▸ Exercise prompt
Copy every line of the data in which the word "você" occurs.

▸ Excerpted records

········

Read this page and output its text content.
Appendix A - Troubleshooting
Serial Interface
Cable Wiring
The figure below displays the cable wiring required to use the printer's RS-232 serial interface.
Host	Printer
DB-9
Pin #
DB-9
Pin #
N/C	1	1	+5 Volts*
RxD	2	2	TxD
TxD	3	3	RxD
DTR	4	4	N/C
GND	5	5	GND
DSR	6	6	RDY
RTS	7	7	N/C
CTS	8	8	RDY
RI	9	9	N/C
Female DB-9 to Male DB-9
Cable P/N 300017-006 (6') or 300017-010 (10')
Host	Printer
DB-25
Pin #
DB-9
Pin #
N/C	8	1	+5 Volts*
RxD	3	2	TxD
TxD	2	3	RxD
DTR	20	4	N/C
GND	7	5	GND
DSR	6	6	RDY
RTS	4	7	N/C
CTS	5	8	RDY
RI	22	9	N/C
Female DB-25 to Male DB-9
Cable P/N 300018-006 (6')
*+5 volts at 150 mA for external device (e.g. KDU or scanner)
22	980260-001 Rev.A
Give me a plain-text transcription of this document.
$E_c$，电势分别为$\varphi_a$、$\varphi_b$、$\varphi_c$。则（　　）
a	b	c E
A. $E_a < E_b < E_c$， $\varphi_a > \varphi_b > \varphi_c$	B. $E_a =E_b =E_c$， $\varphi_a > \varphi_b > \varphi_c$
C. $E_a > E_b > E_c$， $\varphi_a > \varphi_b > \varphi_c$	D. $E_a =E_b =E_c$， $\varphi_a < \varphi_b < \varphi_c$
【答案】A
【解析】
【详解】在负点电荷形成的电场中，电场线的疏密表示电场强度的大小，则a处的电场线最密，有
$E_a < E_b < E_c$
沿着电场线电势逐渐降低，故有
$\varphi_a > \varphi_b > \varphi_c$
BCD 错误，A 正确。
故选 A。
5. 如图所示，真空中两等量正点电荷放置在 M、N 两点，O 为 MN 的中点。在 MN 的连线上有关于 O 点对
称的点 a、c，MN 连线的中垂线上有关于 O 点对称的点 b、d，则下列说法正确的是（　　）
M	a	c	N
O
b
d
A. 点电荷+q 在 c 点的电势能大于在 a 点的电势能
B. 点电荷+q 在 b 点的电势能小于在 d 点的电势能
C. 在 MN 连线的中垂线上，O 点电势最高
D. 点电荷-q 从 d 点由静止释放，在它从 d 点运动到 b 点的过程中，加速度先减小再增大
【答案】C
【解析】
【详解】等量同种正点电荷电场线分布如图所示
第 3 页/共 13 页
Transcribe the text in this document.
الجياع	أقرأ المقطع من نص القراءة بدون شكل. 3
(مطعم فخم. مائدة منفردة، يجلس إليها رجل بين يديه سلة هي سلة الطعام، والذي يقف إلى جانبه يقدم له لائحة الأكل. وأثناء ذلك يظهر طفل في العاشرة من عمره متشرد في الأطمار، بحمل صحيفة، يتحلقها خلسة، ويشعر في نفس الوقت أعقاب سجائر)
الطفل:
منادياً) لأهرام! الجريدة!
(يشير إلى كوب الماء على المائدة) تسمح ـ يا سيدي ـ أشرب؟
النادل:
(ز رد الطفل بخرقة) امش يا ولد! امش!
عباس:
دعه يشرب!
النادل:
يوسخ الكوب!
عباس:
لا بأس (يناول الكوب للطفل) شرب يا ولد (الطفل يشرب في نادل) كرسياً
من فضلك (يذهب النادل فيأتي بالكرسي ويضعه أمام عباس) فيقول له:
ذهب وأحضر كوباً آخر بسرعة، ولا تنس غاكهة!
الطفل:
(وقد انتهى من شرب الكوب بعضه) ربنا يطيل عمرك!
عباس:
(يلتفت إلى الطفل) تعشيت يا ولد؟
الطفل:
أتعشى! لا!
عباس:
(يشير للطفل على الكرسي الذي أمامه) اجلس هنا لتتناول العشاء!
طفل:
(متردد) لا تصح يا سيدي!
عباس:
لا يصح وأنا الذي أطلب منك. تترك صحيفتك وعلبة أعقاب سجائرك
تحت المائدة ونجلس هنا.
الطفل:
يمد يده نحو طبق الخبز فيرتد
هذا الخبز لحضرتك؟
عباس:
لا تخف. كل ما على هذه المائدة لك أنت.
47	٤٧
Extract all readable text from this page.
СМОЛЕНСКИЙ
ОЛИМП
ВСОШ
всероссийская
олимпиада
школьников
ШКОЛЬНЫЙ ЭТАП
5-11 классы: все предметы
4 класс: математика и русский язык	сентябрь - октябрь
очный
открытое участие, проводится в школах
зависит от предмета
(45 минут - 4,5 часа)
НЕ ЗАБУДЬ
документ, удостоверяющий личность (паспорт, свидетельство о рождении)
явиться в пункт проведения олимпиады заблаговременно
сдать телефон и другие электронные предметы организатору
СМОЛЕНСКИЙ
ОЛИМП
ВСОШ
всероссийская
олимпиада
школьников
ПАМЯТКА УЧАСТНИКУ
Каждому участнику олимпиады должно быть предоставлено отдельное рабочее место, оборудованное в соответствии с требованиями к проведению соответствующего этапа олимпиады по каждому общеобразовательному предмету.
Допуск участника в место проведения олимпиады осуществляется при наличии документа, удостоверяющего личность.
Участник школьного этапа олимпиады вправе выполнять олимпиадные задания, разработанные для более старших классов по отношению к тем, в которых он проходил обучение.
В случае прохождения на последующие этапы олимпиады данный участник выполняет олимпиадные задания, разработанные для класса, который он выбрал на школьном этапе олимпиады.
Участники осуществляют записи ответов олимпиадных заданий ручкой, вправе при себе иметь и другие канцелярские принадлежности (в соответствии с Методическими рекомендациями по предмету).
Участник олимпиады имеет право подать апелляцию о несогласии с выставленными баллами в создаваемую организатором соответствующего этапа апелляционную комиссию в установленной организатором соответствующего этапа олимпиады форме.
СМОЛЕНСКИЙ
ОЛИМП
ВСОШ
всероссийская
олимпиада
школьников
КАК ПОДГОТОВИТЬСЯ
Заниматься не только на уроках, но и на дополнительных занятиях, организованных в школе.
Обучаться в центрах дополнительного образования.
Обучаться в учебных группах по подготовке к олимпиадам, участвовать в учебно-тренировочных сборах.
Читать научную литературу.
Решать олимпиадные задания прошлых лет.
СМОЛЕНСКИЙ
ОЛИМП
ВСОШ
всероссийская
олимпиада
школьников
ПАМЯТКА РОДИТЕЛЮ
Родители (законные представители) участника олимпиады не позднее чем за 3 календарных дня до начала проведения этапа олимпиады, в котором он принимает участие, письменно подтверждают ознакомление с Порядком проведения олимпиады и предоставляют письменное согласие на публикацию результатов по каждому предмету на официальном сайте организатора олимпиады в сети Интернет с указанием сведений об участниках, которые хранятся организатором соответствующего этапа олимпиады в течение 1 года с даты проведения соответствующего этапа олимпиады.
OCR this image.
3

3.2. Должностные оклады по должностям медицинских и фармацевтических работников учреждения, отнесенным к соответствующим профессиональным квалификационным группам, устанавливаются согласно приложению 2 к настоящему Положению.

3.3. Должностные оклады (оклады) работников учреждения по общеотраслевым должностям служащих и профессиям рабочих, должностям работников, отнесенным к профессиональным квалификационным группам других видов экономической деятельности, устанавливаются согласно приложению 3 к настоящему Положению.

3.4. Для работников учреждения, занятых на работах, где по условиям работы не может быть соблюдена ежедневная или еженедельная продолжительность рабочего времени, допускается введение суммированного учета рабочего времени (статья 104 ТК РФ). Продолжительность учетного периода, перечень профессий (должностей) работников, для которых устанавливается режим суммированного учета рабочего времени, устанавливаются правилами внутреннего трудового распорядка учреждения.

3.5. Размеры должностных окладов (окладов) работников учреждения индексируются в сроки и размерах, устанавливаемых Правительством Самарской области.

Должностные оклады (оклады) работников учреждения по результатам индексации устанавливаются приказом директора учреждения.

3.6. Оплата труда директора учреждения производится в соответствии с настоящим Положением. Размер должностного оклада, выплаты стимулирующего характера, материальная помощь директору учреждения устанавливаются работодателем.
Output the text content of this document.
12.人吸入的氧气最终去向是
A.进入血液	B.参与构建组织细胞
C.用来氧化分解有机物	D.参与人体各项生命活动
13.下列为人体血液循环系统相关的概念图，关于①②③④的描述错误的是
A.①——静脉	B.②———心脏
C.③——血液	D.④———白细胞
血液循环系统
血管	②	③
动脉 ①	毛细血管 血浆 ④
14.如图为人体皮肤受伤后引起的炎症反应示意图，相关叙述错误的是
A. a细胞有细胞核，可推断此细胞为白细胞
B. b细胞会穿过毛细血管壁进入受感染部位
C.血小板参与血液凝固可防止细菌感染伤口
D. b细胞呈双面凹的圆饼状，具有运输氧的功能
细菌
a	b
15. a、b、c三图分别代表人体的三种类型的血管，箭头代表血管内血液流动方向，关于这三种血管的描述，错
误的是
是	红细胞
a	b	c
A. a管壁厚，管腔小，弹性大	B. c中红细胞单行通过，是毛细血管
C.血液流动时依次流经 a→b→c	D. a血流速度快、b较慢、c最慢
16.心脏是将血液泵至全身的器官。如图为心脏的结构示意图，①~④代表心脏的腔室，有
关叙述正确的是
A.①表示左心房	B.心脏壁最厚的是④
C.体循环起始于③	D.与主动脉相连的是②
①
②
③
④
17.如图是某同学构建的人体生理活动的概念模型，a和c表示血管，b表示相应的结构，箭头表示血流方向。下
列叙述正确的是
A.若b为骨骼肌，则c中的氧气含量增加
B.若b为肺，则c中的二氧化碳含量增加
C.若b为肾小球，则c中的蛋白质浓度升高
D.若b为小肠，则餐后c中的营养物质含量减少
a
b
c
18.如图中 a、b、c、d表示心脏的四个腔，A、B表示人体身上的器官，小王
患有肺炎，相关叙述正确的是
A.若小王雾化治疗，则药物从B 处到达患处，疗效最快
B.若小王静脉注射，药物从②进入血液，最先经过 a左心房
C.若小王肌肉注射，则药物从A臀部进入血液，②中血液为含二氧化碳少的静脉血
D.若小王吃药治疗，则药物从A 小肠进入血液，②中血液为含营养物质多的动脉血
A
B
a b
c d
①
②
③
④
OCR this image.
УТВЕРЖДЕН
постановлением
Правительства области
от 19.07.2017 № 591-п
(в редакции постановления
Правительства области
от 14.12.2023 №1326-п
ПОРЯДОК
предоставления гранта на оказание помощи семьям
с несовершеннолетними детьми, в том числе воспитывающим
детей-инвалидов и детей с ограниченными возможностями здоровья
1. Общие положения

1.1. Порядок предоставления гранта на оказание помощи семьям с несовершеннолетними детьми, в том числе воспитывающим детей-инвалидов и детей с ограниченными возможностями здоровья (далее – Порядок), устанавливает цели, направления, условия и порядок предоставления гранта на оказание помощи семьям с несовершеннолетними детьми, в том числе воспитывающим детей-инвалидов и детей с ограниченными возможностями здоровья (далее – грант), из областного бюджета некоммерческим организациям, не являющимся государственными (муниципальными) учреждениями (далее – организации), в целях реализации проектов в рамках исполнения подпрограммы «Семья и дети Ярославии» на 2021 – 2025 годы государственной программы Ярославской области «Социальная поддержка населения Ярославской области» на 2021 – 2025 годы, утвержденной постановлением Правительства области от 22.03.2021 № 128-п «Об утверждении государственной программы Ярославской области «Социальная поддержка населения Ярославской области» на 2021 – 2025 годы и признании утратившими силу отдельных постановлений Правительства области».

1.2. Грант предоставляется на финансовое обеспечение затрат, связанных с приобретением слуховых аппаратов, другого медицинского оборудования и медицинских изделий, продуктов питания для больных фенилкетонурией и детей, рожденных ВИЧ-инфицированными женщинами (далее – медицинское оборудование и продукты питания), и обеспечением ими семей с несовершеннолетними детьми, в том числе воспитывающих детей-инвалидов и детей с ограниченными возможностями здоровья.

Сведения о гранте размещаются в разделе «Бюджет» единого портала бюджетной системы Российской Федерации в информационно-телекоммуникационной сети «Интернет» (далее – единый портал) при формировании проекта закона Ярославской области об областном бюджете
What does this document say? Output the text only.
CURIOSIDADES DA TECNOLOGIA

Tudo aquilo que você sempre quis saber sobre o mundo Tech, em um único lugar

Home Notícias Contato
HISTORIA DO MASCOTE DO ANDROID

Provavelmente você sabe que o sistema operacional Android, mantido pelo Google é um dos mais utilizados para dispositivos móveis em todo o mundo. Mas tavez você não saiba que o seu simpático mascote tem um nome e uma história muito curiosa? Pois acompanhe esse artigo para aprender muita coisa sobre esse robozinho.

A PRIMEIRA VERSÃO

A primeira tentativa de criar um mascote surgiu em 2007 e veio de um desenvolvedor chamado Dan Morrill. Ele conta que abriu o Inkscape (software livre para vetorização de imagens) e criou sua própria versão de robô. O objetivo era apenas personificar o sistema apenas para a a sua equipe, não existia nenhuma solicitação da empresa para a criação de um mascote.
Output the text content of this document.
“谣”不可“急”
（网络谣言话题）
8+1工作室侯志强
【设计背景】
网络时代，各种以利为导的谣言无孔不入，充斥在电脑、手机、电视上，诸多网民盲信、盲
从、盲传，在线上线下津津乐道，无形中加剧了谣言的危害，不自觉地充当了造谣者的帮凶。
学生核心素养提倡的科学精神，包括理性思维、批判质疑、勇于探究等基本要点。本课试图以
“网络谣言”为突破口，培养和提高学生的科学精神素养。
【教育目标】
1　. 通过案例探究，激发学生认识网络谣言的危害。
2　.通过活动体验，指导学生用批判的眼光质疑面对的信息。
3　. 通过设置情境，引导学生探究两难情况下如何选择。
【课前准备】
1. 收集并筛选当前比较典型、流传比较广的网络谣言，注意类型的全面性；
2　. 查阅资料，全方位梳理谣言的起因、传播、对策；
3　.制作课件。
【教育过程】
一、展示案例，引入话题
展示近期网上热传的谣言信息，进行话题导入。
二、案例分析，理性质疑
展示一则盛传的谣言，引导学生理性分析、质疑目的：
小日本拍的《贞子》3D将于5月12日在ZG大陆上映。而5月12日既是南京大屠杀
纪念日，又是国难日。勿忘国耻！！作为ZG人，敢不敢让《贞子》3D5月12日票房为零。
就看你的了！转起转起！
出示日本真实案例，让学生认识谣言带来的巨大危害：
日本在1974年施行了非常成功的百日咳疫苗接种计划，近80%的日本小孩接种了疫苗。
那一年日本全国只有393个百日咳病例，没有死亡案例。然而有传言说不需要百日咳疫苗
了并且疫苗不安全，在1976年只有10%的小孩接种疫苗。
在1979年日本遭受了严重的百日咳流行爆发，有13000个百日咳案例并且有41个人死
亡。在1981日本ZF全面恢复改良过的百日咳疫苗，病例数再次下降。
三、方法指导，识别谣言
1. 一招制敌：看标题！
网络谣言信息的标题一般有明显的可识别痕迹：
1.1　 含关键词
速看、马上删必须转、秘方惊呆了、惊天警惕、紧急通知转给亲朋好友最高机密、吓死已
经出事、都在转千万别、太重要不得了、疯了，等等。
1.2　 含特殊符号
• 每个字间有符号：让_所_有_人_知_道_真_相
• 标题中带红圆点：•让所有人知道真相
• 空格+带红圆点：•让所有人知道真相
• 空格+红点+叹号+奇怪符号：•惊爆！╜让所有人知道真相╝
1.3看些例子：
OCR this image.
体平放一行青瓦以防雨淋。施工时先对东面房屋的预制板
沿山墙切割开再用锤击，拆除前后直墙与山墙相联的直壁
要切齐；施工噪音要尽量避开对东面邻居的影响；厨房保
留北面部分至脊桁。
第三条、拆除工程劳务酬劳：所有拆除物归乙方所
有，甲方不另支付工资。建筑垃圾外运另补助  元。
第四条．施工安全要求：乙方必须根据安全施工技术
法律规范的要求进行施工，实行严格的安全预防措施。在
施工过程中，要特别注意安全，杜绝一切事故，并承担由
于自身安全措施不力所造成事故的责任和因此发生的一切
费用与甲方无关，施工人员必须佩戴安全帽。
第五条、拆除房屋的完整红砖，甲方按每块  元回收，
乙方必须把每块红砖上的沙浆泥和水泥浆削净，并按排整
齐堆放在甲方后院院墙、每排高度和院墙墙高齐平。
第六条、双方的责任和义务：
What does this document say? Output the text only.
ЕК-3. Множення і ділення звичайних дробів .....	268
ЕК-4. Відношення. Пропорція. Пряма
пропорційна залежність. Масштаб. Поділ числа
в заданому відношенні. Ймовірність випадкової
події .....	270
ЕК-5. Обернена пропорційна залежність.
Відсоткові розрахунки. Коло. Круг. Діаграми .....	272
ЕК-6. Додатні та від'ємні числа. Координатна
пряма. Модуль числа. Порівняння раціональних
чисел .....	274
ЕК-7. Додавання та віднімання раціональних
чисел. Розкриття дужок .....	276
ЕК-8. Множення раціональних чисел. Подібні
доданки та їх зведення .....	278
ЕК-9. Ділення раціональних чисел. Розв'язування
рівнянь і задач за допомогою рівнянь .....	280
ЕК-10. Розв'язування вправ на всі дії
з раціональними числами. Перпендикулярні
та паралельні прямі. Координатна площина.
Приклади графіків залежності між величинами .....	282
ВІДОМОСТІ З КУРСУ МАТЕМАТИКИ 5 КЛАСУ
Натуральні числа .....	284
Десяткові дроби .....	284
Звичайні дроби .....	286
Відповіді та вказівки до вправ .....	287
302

········

▸ Written reply
Tudo aquilo que você sempre quis saber sobre o mundo Tech, em um único lugar
Provavelmente você sabe que o sistema operacional Android, mantido pelo Google é um dos mais utilizados para dispositivos móveis em todo o mundo. Mas tavez você não saiba que o seu simpático mascote tem um nome e uma história muito curiosa? Pois acompanhe esse artigo para aprender muita coisa sobre esse robozinho.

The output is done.